Excerpts from a figure dataset:
******************************

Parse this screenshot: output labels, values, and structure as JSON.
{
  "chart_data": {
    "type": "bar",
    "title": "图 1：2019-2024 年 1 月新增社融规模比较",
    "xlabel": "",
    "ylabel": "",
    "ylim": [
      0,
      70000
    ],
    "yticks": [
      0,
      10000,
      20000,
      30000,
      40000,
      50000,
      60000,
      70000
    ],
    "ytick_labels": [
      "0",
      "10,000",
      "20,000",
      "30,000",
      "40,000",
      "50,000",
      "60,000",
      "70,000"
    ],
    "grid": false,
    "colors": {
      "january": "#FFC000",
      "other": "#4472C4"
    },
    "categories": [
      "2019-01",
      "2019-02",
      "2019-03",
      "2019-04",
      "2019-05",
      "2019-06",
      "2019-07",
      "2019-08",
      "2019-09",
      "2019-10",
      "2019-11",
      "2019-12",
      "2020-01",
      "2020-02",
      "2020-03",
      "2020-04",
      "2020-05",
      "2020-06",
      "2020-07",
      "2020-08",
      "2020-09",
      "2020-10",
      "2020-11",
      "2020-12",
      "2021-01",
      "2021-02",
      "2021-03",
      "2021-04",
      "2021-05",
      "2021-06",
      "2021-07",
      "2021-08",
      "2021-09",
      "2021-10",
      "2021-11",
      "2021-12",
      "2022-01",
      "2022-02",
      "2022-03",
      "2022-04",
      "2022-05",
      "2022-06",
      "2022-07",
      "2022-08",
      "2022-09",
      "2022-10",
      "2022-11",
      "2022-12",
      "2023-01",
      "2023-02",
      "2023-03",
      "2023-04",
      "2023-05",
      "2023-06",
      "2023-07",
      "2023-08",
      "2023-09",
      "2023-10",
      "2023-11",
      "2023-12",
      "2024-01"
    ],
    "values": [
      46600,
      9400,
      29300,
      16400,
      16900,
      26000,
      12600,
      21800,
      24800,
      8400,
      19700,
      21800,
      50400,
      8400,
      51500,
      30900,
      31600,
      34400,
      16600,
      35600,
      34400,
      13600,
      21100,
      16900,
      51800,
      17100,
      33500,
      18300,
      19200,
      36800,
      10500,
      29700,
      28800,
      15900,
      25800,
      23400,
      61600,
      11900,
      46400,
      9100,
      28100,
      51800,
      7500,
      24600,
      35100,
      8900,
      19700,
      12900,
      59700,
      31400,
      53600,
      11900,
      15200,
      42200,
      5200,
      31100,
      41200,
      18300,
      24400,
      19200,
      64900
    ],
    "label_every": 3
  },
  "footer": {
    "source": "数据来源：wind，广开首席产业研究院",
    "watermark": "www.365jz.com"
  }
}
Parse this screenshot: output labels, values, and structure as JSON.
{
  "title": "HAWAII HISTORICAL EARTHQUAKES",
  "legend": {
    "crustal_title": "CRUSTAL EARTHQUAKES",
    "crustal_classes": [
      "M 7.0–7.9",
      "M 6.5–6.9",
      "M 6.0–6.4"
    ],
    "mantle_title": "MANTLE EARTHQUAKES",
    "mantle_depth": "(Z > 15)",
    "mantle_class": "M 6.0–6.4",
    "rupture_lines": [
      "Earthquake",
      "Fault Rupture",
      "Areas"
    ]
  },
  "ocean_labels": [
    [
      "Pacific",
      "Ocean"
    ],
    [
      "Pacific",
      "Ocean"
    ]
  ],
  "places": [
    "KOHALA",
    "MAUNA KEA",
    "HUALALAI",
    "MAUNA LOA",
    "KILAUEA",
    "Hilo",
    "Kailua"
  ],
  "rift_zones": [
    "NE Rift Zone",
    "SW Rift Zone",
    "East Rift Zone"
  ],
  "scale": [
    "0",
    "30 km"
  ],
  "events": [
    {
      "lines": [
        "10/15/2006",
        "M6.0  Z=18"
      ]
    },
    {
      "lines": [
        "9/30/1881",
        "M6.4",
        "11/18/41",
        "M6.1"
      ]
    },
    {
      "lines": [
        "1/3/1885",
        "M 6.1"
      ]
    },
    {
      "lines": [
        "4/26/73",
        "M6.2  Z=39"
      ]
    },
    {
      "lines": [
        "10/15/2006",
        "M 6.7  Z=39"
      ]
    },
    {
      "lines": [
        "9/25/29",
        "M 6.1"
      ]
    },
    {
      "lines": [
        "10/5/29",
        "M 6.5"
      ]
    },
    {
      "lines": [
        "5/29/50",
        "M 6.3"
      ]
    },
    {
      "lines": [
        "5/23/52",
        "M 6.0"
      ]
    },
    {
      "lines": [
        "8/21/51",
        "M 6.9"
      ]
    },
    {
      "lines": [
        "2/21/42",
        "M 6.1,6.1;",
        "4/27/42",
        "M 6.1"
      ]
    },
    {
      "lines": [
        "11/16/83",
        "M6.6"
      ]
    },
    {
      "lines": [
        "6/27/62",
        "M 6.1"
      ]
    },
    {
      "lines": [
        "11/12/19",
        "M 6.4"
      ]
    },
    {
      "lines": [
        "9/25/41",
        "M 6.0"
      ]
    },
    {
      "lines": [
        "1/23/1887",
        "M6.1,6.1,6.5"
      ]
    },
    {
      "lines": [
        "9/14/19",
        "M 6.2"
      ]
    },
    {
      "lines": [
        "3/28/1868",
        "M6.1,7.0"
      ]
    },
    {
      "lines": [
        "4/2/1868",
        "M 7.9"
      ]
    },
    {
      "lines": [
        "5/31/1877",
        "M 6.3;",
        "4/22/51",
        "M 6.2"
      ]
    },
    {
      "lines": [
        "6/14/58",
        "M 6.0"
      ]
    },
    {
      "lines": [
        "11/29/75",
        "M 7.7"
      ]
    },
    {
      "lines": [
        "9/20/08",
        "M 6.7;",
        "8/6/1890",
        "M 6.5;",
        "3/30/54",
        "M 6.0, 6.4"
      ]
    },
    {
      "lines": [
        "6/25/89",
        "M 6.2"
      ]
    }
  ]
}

******************************

### EXERCISE AIM
Reproduce the data shown above exactly.

### SOLVED EXERCISE
Parse this screenshot: output labels, values, and structure as JSON.
{
  "chart_data": {
    "type": "bar",
    "title": "图 1：2019-2024 年 1 月新增社融规模比较",
    "xlabel": "",
    "ylabel": "",
    "ylim": [
      0,
      70000
    ],
    "yticks": [
      0,
      10000,
      20000,
      30000,
      40000,
      50000,
      60000,
      70000
    ],
    "ytick_labels": [
      "0",
      "10,000",
      "20,000",
      "30,000",
      "40,000",
      "50,000",
      "60,000",
      "70,000"
    ],
    "grid": false,
    "colors": {
      "january": "#FFC000",
      "other": "#4472C4"
    },
    "categories": [
      "2019-01",
      "2019-02",
      "2019-03",
      "2019-04",
      "2019-05",
      "2019-06",
      "2019-07",
      "2019-08",
      "2019-09",
      "2019-10",
      "2019-11",
      "2019-12",
      "2020-01",
      "2020-02",
      "2020-03",
      "2020-04",
      "2020-05",
      "2020-06",
      "2020-07",
      "2020-08",
      "2020-09",
      "2020-10",
      "2020-11",
      "2020-12",
      "2021-01",
      "2021-02",
      "2021-03",
      "2021-04",
      "2021-05",
      "2021-06",
      "2021-07",
      "2021-08",
      "2021-09",
      "2021-10",
      "2021-11",
      "2021-12",
      "2022-01",
      "2022-02",
      "2022-03",
      "2022-04",
      "2022-05",
      "2022-06",
      "2022-07",
      "2022-08",
      "2022-09",
      "2022-10",
      "2022-11",
      "2022-12",
      "2023-01",
      "2023-02",
      "2023-03",
      "2023-04",
      "2023-05",
      "2023-06",
      "2023-07",
      "2023-08",
      "2023-09",
      "2023-10",
      "2023-11",
      "2023-12",
      "2024-01"
    ],
    "values": [
      46600,
      9400,
      29300,
      16400,
      16900,
      26000,
      12600,
      21800,
      24800,
      8400,
      19700,
      21800,
      50400,
      8400,
      51500,
      30900,
      31600,
      34400,
      16600,
      35600,
      34400,
      13600,
      21100,
      16900,
      51800,
      17100,
      33500,
      18300,
      19200,
      36800,
      10500,
      29700,
      28800,
      15900,
      25800,
      23400,
      61600,
      11900,
      46400,
      9100,
      28100,
      51800,
      7500,
      24600,
      35100,
      8900,
      19700,
      12900,
      59700,
      31400,
      53600,
      11900,
      15200,
      42200,
      5200,
      31100,
      41200,
      18300,
      24400,
      19200,
      64900
    ],
    "label_every": 3
  },
  "footer": {
    "source": "数据来源：wind，广开首席产业研究院",
    "watermark": "www.365jz.com"
  }
}
Parse this screenshot: output labels, values, and structure as JSON.
{
  "title": "HAWAII HISTORICAL EARTHQUAKES",
  "legend": {
    "crustal_title": "CRUSTAL EARTHQUAKES",
    "crustal_classes": [
      "M 7.0–7.9",
      "M 6.5–6.9",
      "M 6.0–6.4"
    ],
    "mantle_title": "MANTLE EARTHQUAKES",
    "mantle_depth": "(Z > 15)",
    "mantle_class": "M 6.0–6.4",
    "rupture_lines": [
      "Earthquake",
      "Fault Rupture",
      "Areas"
    ]
  },
  "ocean_labels": [
    [
      "Pacific",
      "Ocean"
    ],
    [
      "Pacific",
      "Ocean"
    ]
  ],
  "places": [
    "KOHALA",
    "MAUNA KEA",
    "HUALALAI",
    "MAUNA LOA",
    "KILAUEA",
    "Hilo",
    "Kailua"
  ],
  "rift_zones": [
    "NE Rift Zone",
    "SW Rift Zone",
    "East Rift Zone"
  ],
  "scale": [
    "0",
    "30 km"
  ],
  "events": [
    {
      "lines": [
        "10/15/2006",
        "M6.0  Z=18"
      ]
    },
    {
      "lines": [
        "9/30/1881",
        "M6.4",
        "11/18/41",
        "M6.1"
      ]
    },
    {
      "lines": [
        "1/3/1885",
        "M 6.1"
      ]
    },
    {
      "lines": [
        "4/26/73",
        "M6.2  Z=39"
      ]
    },
    {
      "lines": [
        "10/15/2006",
        "M 6.7  Z=39"
      ]
    },
    {
      "lines": [
        "9/25/29",
        "M 6.1"
      ]
    },
    {
      "lines": [
        "10/5/29",
        "M 6.5"
      ]
    },
    {
      "lines": [
        "5/29/50",
        "M 6.3"
      ]
    },
    {
      "lines": [
        "5/23/52",
        "M 6.0"
      ]
    },
    {
      "lines": [
        "8/21/51",
        "M 6.9"
      ]
    },
    {
      "lines": [
        "2/21/42",
        "M 6.1,6.1;",
        "4/27/42",
        "M 6.1"
      ]
    },
    {
      "lines": [
        "11/16/83",
        "M6.6"
      ]
    },
    {
      "lines": [
        "6/27/62",
        "M 6.1"
      ]
    },
    {
      "lines": [
        "11/12/19",
        "M 6.4"
      ]
    },
    {
      "lines": [
        "9/25/41",
        "M 6.0"
      ]
    },
    {
      "lines": [
        "1/23/1887",
        "M6.1,6.1,6.5"
      ]
    },
    {
      "lines": [
        "9/14/19",
        "M 6.2"
      ]
    },
    {
      "lines": [
        "3/28/1868",
        "M6.1,7.0"
      ]
    },
    {
      "lines": [
        "4/2/1868",
        "M 7.9"
      ]
    },
    {
      "lines": [
        "5/31/1877",
        "M 6.3;",
        "4/22/51",
        "M 6.2"
      ]
    },
    {
      "lines": [
        "6/14/58",
        "M 6.0"
      ]
    },
    {
      "lines": [
        "11/29/75",
        "M 7.7"
      ]
    },
    {
      "lines": [
        "9/20/08",
        "M 6.7;",
        "8/6/1890",
        "M 6.5;",
        "3/30/54",
        "M 6.0, 6.4"
      ]
    },
    {
      "lines": [
        "6/25/89",
        "M 6.2"
      ]
    }
  ]
}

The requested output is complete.